### PROBLEM DETAILS
Pick out each line containing the string "code" and copy it.

### DATASET ROWS

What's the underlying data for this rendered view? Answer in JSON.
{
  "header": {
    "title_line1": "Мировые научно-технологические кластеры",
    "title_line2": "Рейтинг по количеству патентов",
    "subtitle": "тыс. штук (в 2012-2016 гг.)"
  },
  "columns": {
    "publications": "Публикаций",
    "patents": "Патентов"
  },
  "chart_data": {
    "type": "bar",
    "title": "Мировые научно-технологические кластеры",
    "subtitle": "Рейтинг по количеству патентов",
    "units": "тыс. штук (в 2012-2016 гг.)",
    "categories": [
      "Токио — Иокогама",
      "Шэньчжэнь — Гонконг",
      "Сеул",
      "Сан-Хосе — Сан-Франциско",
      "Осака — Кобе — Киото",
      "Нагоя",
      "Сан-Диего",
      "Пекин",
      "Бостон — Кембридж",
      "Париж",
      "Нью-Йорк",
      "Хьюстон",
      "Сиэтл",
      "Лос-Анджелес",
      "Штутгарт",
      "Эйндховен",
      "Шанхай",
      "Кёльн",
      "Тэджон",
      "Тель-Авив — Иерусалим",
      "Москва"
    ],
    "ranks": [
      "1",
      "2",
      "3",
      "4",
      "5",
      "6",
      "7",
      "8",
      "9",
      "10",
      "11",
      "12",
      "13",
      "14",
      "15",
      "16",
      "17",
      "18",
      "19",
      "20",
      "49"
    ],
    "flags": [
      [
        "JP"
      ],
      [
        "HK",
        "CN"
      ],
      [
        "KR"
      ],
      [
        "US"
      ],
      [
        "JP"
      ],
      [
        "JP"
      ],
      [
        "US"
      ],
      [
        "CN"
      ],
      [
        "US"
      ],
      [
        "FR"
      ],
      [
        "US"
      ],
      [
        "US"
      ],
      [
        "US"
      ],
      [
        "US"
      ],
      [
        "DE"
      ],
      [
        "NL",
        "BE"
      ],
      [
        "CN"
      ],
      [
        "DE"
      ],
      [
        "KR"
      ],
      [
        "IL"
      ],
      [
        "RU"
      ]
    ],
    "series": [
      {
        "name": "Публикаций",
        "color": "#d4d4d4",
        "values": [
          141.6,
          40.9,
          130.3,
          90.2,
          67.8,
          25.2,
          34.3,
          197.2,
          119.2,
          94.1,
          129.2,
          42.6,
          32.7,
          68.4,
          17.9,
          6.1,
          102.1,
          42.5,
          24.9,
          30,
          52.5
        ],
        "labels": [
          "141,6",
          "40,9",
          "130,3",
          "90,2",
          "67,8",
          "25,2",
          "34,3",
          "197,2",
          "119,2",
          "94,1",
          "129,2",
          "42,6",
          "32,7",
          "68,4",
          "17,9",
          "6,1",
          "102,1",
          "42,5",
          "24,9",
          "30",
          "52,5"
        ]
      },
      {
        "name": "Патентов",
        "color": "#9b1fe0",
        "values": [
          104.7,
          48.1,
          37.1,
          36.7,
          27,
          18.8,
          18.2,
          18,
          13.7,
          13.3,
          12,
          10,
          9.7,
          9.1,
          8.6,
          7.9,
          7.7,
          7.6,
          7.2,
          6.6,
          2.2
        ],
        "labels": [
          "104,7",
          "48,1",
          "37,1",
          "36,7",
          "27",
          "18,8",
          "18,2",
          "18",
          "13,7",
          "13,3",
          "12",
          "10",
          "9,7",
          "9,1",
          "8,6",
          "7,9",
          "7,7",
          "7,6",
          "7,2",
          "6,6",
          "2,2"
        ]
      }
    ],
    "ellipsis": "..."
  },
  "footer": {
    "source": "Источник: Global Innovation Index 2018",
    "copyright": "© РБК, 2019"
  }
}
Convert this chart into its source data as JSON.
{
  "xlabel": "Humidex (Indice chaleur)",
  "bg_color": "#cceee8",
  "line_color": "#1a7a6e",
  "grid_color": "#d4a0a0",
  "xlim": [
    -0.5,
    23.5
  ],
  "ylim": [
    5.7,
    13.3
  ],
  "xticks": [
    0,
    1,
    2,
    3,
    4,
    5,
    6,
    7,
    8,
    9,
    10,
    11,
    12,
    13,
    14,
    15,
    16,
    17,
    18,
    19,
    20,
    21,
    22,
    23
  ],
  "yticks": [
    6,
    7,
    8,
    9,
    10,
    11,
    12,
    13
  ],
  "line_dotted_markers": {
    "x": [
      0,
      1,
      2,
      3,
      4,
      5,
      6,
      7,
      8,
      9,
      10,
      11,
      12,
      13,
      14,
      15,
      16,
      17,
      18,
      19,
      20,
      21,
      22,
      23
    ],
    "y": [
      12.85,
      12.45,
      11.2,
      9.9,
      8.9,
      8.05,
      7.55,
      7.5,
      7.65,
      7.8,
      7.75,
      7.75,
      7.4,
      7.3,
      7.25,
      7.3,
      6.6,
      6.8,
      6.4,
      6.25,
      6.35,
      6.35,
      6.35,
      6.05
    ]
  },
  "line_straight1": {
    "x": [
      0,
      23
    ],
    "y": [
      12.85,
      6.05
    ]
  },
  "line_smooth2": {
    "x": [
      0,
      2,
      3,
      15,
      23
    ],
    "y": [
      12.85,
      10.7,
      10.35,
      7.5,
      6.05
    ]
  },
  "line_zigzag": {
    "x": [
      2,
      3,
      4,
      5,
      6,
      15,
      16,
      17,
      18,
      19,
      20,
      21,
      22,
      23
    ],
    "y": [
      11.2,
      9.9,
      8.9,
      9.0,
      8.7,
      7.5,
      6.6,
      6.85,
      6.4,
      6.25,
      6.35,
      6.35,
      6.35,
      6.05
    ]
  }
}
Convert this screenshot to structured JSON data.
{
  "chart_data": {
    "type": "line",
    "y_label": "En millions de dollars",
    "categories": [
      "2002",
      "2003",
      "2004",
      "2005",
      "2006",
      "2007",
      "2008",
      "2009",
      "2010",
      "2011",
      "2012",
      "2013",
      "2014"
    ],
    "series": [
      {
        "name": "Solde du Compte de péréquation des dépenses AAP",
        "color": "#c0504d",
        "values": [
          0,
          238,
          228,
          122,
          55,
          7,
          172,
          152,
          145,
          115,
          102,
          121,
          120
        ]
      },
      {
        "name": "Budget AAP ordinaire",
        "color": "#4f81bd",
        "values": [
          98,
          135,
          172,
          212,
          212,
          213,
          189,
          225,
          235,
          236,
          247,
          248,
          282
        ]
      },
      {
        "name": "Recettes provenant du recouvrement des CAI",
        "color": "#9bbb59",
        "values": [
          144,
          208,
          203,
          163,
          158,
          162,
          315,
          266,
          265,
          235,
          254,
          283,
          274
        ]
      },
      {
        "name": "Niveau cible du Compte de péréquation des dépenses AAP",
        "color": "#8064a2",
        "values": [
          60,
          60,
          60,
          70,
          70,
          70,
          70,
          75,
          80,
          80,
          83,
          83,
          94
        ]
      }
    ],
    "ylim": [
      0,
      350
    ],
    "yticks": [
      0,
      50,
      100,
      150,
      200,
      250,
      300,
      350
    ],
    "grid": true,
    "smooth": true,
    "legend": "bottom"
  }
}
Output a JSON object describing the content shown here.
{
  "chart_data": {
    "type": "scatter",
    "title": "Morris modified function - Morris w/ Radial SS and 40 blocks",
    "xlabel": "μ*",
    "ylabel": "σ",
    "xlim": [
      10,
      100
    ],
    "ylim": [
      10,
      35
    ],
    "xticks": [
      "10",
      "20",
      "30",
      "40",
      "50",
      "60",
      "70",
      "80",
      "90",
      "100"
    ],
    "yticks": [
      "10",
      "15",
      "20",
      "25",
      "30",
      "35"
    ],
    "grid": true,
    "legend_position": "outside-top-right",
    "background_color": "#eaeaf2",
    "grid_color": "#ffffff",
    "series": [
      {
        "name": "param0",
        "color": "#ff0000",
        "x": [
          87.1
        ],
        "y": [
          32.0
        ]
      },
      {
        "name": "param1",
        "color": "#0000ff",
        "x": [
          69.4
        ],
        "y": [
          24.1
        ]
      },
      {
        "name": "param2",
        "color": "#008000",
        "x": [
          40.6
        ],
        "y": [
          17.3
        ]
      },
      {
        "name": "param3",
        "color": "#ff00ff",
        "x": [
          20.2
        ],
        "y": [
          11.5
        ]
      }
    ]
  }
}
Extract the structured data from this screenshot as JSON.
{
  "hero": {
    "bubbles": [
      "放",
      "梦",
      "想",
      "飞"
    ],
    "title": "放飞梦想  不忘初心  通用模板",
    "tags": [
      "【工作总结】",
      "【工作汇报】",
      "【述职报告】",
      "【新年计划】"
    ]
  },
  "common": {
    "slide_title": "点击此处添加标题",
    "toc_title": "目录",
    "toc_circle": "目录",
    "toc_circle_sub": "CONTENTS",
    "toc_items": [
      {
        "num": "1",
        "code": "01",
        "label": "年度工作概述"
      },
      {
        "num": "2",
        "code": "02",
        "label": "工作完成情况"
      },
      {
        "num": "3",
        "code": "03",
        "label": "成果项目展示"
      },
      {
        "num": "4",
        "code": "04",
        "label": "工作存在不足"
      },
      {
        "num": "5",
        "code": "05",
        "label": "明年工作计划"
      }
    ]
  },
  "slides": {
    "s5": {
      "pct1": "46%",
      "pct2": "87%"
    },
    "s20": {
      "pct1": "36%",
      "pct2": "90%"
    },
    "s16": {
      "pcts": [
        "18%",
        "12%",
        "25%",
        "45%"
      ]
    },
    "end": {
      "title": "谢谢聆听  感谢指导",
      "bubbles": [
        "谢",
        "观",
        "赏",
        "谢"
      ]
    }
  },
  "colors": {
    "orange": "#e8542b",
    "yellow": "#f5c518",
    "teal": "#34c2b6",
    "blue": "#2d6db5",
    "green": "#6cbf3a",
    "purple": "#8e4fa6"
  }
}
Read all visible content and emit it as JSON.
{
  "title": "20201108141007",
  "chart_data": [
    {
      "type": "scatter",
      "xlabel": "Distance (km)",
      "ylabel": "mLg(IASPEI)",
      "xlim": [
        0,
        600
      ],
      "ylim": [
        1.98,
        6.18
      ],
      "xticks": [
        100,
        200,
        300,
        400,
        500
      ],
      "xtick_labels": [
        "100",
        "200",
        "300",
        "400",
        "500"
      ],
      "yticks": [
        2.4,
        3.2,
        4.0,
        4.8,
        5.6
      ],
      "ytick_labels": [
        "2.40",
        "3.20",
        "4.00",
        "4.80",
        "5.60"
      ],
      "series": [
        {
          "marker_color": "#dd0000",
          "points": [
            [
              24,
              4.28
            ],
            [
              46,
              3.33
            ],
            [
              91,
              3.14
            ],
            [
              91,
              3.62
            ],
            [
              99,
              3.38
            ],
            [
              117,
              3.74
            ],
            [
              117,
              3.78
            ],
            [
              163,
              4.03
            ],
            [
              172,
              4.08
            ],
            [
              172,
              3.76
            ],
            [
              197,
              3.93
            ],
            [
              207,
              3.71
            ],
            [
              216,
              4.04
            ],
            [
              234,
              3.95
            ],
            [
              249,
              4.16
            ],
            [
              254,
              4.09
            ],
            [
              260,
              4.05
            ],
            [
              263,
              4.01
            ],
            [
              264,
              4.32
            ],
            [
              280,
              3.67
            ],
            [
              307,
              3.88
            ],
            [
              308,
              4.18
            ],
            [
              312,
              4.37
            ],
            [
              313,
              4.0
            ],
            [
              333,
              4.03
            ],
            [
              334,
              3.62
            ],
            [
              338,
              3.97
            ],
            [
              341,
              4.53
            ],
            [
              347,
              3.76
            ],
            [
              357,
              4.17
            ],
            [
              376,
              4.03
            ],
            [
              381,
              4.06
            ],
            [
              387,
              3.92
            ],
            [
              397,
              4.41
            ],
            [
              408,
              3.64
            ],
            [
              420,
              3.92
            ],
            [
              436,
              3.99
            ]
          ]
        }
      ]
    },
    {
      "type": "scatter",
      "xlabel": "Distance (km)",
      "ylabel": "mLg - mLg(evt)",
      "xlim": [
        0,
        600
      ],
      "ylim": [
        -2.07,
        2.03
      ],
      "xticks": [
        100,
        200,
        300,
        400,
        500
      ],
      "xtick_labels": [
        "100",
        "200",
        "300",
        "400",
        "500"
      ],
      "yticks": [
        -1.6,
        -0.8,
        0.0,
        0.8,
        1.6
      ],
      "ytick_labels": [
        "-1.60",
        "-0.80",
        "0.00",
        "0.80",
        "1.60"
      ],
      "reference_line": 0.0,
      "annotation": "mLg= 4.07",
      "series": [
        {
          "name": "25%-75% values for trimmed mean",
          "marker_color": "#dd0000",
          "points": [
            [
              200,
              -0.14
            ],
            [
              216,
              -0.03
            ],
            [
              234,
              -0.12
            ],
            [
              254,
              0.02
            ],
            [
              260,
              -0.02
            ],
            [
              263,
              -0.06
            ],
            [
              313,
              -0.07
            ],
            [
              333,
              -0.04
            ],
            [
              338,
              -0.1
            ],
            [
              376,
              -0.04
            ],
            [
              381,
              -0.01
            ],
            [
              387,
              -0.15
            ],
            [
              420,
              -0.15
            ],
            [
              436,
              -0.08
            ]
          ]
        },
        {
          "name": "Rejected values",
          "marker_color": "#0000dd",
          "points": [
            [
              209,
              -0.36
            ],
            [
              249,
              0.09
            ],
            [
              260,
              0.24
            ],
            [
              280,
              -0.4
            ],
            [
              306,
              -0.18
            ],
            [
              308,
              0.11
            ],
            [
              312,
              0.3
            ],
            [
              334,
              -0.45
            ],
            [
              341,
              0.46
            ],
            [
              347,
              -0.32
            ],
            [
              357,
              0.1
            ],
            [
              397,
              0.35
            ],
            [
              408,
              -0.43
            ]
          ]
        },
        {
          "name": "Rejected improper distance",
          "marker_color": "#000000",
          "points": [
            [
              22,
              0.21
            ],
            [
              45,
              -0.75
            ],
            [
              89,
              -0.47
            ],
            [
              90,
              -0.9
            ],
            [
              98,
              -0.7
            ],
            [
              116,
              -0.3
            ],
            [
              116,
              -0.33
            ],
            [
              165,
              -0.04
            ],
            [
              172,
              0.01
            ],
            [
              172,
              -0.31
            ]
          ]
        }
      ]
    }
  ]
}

### EXERCISE RESPONSE
        "code": "01",
        "code": "02",
        "code": "03",
        "code": "04",
        "code": "05",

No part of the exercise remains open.